WORK INSTRUCTIONS: Below is a block of data; give all of it again word for word.

Excerpt from a dataset
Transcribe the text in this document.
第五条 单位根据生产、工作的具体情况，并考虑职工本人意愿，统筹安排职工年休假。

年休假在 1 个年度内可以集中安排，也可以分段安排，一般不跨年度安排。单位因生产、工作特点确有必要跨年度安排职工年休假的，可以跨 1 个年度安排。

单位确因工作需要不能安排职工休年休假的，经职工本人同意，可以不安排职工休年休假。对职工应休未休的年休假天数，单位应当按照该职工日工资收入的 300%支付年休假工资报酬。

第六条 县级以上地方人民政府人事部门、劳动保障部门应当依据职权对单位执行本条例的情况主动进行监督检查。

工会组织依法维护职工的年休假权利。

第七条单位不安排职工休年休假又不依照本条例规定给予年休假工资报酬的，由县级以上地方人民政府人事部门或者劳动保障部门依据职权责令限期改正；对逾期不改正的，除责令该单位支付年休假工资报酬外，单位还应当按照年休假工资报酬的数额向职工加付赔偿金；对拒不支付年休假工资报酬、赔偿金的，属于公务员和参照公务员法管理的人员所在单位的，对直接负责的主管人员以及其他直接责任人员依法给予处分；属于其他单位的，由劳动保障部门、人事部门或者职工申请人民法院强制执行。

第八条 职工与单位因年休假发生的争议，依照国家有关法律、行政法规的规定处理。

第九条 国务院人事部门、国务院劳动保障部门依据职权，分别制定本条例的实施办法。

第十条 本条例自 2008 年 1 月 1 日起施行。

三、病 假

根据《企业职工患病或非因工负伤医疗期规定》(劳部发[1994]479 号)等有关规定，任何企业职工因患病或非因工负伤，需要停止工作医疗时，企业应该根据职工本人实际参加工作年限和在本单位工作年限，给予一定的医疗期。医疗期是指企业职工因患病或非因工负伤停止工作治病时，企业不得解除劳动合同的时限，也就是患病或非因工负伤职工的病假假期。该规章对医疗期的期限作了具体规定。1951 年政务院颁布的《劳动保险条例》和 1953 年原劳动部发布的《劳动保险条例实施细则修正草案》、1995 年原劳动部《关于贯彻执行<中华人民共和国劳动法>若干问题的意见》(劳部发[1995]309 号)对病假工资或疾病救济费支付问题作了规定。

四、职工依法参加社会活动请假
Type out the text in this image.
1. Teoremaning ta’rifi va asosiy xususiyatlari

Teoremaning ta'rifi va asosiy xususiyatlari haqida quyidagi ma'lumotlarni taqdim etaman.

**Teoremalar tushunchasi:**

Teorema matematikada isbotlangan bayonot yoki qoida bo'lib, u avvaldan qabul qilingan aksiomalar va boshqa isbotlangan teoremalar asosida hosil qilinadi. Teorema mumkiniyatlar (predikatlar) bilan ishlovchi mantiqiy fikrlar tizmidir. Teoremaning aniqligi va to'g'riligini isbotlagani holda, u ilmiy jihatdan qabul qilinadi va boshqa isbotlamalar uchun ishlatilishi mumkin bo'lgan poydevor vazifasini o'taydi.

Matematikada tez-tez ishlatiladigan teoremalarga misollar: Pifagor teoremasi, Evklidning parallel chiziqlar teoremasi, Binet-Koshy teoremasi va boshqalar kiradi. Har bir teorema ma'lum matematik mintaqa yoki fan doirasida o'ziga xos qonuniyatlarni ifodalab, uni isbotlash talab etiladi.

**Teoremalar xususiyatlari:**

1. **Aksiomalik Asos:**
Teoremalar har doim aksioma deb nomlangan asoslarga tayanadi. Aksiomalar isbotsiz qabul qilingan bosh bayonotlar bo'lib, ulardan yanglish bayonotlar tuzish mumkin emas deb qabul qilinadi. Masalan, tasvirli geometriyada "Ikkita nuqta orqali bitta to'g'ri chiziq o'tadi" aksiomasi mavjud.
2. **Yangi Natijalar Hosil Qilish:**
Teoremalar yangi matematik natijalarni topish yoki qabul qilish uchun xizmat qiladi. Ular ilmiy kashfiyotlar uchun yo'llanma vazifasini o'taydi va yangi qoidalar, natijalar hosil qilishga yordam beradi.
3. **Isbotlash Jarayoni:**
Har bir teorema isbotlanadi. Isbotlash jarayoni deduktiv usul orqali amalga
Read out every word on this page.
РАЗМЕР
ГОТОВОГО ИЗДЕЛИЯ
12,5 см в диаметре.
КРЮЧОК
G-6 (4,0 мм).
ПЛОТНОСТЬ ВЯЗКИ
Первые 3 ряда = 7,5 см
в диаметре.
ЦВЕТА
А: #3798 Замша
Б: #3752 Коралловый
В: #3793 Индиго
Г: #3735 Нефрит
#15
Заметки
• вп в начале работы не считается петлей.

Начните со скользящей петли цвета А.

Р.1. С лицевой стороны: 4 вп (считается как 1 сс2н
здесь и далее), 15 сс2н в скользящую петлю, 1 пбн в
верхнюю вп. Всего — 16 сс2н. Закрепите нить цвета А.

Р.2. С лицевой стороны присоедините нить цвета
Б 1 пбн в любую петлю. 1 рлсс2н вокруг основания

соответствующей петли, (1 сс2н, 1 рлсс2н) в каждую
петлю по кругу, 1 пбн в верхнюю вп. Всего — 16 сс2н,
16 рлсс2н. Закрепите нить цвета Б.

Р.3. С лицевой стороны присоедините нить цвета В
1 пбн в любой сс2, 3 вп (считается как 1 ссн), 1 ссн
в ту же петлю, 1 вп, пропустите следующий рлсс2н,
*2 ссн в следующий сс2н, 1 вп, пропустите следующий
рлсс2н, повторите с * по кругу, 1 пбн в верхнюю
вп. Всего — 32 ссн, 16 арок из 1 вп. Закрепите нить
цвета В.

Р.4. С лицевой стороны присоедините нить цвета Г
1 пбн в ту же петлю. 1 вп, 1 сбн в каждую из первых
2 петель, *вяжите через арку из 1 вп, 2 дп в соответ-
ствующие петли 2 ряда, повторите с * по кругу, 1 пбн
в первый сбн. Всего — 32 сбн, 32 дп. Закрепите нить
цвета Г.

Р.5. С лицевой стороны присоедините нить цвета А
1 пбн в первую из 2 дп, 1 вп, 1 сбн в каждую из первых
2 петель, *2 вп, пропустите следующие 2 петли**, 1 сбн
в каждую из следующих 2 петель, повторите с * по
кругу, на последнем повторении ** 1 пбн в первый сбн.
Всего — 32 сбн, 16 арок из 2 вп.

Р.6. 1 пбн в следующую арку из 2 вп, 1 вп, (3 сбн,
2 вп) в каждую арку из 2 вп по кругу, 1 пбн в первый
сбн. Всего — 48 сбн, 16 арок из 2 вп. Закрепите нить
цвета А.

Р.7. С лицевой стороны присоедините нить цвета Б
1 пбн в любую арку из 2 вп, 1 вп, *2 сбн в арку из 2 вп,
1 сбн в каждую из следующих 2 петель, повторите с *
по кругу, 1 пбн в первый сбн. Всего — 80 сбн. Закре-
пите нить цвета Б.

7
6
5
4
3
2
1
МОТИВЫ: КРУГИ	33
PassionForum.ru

EXPECTED ANSWER:
Transcribe the text in this document.
第五条 单位根据生产、工作的具体情况，并考虑职工本人意愿，统筹安排职工年休假。

年休假在 1 个年度内可以集中安排，也可以分段安排，一般不跨年度安排。单位因生产、工作特点确有必要跨年度安排职工年休假的，可以跨 1 个年度安排。

单位确因工作需要不能安排职工休年休假的，经职工本人同意，可以不安排职工休年休假。对职工应休未休的年休假天数，单位应当按照该职工日工资收入的 300%支付年休假工资报酬。

第六条 县级以上地方人民政府人事部门、劳动保障部门应当依据职权对单位执行本条例的情况主动进行监督检查。

工会组织依法维护职工的年休假权利。

第七条单位不安排职工休年休假又不依照本条例规定给予年休假工资报酬的，由县级以上地方人民政府人事部门或者劳动保障部门依据职权责令限期改正；对逾期不改正的，除责令该单位支付年休假工资报酬外，单位还应当按照年休假工资报酬的数额向职工加付赔偿金；对拒不支付年休假工资报酬、赔偿金的，属于公务员和参照公务员法管理的人员所在单位的，对直接负责的主管人员以及其他直接责任人员依法给予处分；属于其他单位的，由劳动保障部门、人事部门或者职工申请人民法院强制执行。

第八条 职工与单位因年休假发生的争议，依照国家有关法律、行政法规的规定处理。

第九条 国务院人事部门、国务院劳动保障部门依据职权，分别制定本条例的实施办法。

第十条 本条例自 2008 年 1 月 1 日起施行。

三、病 假

根据《企业职工患病或非因工负伤医疗期规定》(劳部发[1994]479 号)等有关规定，任何企业职工因患病或非因工负伤，需要停止工作医疗时，企业应该根据职工本人实际参加工作年限和在本单位工作年限，给予一定的医疗期。医疗期是指企业职工因患病或非因工负伤停止工作治病时，企业不得解除劳动合同的时限，也就是患病或非因工负伤职工的病假假期。该规章对医疗期的期限作了具体规定。1951 年政务院颁布的《劳动保险条例》和 1953 年原劳动部发布的《劳动保险条例实施细则修正草案》、1995 年原劳动部《关于贯彻执行<中华人民共和国劳动法>若干问题的意见》(劳部发[1995]309 号)对病假工资或疾病救济费支付问题作了规定。

四、职工依法参加社会活动请假
Type out the text in this image.
1. Teoremaning ta’rifi va asosiy xususiyatlari

Teoremaning ta'rifi va asosiy xususiyatlari haqida quyidagi ma'lumotlarni taqdim etaman.

**Teoremalar tushunchasi:**

Teorema matematikada isbotlangan bayonot yoki qoida bo'lib, u avvaldan qabul qilingan aksiomalar va boshqa isbotlangan teoremalar asosida hosil qilinadi. Teorema mumkiniyatlar (predikatlar) bilan ishlovchi mantiqiy fikrlar tizmidir. Teoremaning aniqligi va to'g'riligini isbotlagani holda, u ilmiy jihatdan qabul qilinadi va boshqa isbotlamalar uchun ishlatilishi mumkin bo'lgan poydevor vazifasini o'taydi.

Matematikada tez-tez ishlatiladigan teoremalarga misollar: Pifagor teoremasi, Evklidning parallel chiziqlar teoremasi, Binet-Koshy teoremasi va boshqalar kiradi. Har bir teorema ma'lum matematik mintaqa yoki fan doirasida o'ziga xos qonuniyatlarni ifodalab, uni isbotlash talab etiladi.

**Teoremalar xususiyatlari:**

1. **Aksiomalik Asos:**
Teoremalar har doim aksioma deb nomlangan asoslarga tayanadi. Aksiomalar isbotsiz qabul qilingan bosh bayonotlar bo'lib, ulardan yanglish bayonotlar tuzish mumkin emas deb qabul qilinadi. Masalan, tasvirli geometriyada "Ikkita nuqta orqali bitta to'g'ri chiziq o'tadi" aksiomasi mavjud.
2. **Yangi Natijalar Hosil Qilish:**
Teoremalar yangi matematik natijalarni topish yoki qabul qilish uchun xizmat qiladi. Ular ilmiy kashfiyotlar uchun yo'llanma vazifasini o'taydi va yangi qoidalar, natijalar hosil qilishga yordam beradi.
3. **Isbotlash Jarayoni:**
Har bir teorema isbotlanadi. Isbotlash jarayoni deduktiv usul orqali amalga
Read out every word on this page.
РАЗМЕР
ГОТОВОГО ИЗДЕЛИЯ
12,5 см в диаметре.
КРЮЧОК
G-6 (4,0 мм).
ПЛОТНОСТЬ ВЯЗКИ
Первые 3 ряда = 7,5 см
в диаметре.
ЦВЕТА
А: #3798 Замша
Б: #3752 Коралловый
В: #3793 Индиго
Г: #3735 Нефрит
#15
Заметки
• вп в начале работы не считается петлей.

Начните со скользящей петли цвета А.

Р.1. С лицевой стороны: 4 вп (считается как 1 сс2н
здесь и далее), 15 сс2н в скользящую петлю, 1 пбн в
верхнюю вп. Всего — 16 сс2н. Закрепите нить цвета А.

Р.2. С лицевой стороны присоедините нить цвета
Б 1 пбн в любую петлю. 1 рлсс2н вокруг основания

соответствующей петли, (1 сс2н, 1 рлсс2н) в каждую
петлю по кругу, 1 пбн в верхнюю вп. Всего — 16 сс2н,
16 рлсс2н. Закрепите нить цвета Б.

Р.3. С лицевой стороны присоедините нить цвета В
1 пбн в любой сс2, 3 вп (считается как 1 ссн), 1 ссн
в ту же петлю, 1 вп, пропустите следующий рлсс2н,
*2 ссн в следующий сс2н, 1 вп, пропустите следующий
рлсс2н, повторите с * по кругу, 1 пбн в верхнюю
вп. Всего — 32 ссн, 16 арок из 1 вп. Закрепите нить
цвета В.

Р.4. С лицевой стороны присоедините нить цвета Г
1 пбн в ту же петлю. 1 вп, 1 сбн в каждую из первых
2 петель, *вяжите через арку из 1 вп, 2 дп в соответ-
ствующие петли 2 ряда, повторите с * по кругу, 1 пбн
в первый сбн. Всего — 32 сбн, 32 дп. Закрепите нить
цвета Г.

Р.5. С лицевой стороны присоедините нить цвета А
1 пбн в первую из 2 дп, 1 вп, 1 сбн в каждую из первых
2 петель, *2 вп, пропустите следующие 2 петли**, 1 сбн
в каждую из следующих 2 петель, повторите с * по
кругу, на последнем повторении ** 1 пбн в первый сбн.
Всего — 32 сбн, 16 арок из 2 вп.

Р.6. 1 пбн в следующую арку из 2 вп, 1 вп, (3 сбн,
2 вп) в каждую арку из 2 вп по кругу, 1 пбн в первый
сбн. Всего — 48 сбн, 16 арок из 2 вп. Закрепите нить
цвета А.

Р.7. С лицевой стороны присоедините нить цвета Б
1 пбн в любую арку из 2 вп, 1 вп, *2 сбн в арку из 2 вп,
1 сбн в каждую из следующих 2 петель, повторите с *
по кругу, 1 пбн в первый сбн. Всего — 80 сбн. Закре-
пите нить цвета Б.

7
6
5
4
3
2
1
МОТИВЫ: КРУГИ	33
PassionForum.ru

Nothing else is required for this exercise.